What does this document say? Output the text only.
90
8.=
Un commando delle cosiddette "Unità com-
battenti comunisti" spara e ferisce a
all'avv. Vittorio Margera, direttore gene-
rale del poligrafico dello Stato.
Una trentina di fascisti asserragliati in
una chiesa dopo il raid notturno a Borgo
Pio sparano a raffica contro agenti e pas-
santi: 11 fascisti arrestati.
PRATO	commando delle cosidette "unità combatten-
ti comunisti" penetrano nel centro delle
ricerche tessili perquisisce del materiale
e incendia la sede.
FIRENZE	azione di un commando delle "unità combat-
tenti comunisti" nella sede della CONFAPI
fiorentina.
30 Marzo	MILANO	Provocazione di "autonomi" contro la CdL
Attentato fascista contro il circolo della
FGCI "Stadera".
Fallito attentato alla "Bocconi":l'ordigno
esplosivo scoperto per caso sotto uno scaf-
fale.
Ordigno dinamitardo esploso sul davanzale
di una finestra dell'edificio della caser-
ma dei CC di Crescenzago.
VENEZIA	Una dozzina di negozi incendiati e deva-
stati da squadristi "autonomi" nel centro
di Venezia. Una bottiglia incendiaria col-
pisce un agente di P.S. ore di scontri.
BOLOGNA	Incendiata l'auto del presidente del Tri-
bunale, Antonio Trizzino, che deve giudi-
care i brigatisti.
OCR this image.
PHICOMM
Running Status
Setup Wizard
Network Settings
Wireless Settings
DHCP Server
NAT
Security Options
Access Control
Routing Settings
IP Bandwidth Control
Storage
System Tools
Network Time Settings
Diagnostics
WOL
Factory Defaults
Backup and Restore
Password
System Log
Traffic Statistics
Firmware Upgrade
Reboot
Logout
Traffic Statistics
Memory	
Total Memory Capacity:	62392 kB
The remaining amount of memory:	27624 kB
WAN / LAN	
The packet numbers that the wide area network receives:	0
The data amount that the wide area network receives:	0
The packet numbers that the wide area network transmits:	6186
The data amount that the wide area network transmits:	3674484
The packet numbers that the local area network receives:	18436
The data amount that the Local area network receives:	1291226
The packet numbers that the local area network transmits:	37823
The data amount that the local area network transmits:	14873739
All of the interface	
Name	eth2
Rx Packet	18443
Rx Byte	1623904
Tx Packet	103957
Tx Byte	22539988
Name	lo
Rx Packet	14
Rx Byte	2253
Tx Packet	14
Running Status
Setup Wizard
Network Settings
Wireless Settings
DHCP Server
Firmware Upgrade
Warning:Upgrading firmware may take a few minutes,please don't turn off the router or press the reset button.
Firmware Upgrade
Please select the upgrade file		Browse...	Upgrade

### EXERCISE OBJECTIVE
Each line above must be printed exactly as it appears.

### PROBLEM SOLUTION
What does this document say? Output the text only.
90
8.=
Un commando delle cosiddette "Unità com-
battenti comunisti" spara e ferisce a
all'avv. Vittorio Margera, direttore gene-
rale del poligrafico dello Stato.
Una trentina di fascisti asserragliati in
una chiesa dopo il raid notturno a Borgo
Pio sparano a raffica contro agenti e pas-
santi: 11 fascisti arrestati.
PRATO	commando delle cosidette "unità combatten-
ti comunisti" penetrano nel centro delle
ricerche tessili perquisisce del materiale
e incendia la sede.
FIRENZE	azione di un commando delle "unità combat-
tenti comunisti" nella sede della CONFAPI
fiorentina.
30 Marzo	MILANO	Provocazione di "autonomi" contro la CdL
Attentato fascista contro il circolo della
FGCI "Stadera".
Fallito attentato alla "Bocconi":l'ordigno
esplosivo scoperto per caso sotto uno scaf-
fale.
Ordigno dinamitardo esploso sul davanzale
di una finestra dell'edificio della caser-
ma dei CC di Crescenzago.
VENEZIA	Una dozzina di negozi incendiati e deva-
stati da squadristi "autonomi" nel centro
di Venezia. Una bottiglia incendiaria col-
pisce un agente di P.S. ore di scontri.
BOLOGNA	Incendiata l'auto del presidente del Tri-
bunale, Antonio Trizzino, che deve giudi-
care i brigatisti.
OCR this image.
PHICOMM
Running Status
Setup Wizard
Network Settings
Wireless Settings
DHCP Server
NAT
Security Options
Access Control
Routing Settings
IP Bandwidth Control
Storage
System Tools
Network Time Settings
Diagnostics
WOL
Factory Defaults
Backup and Restore
Password
System Log
Traffic Statistics
Firmware Upgrade
Reboot
Logout
Traffic Statistics
Memory	
Total Memory Capacity:	62392 kB
The remaining amount of memory:	27624 kB
WAN / LAN	
The packet numbers that the wide area network receives:	0
The data amount that the wide area network receives:	0
The packet numbers that the wide area network transmits:	6186
The data amount that the wide area network transmits:	3674484
The packet numbers that the local area network receives:	18436
The data amount that the Local area network receives:	1291226
The packet numbers that the local area network transmits:	37823
The data amount that the local area network transmits:	14873739
All of the interface	
Name	eth2
Rx Packet	18443
Rx Byte	1623904
Tx Packet	103957
Tx Byte	22539988
Name	lo
Rx Packet	14
Rx Byte	2253
Tx Packet	14
Running Status
Setup Wizard
Network Settings
Wireless Settings
DHCP Server
Firmware Upgrade
Warning:Upgrading firmware may take a few minutes,please don't turn off the router or press the reset button.
Firmware Upgrade
Please select the upgrade file		Browse...	Upgrade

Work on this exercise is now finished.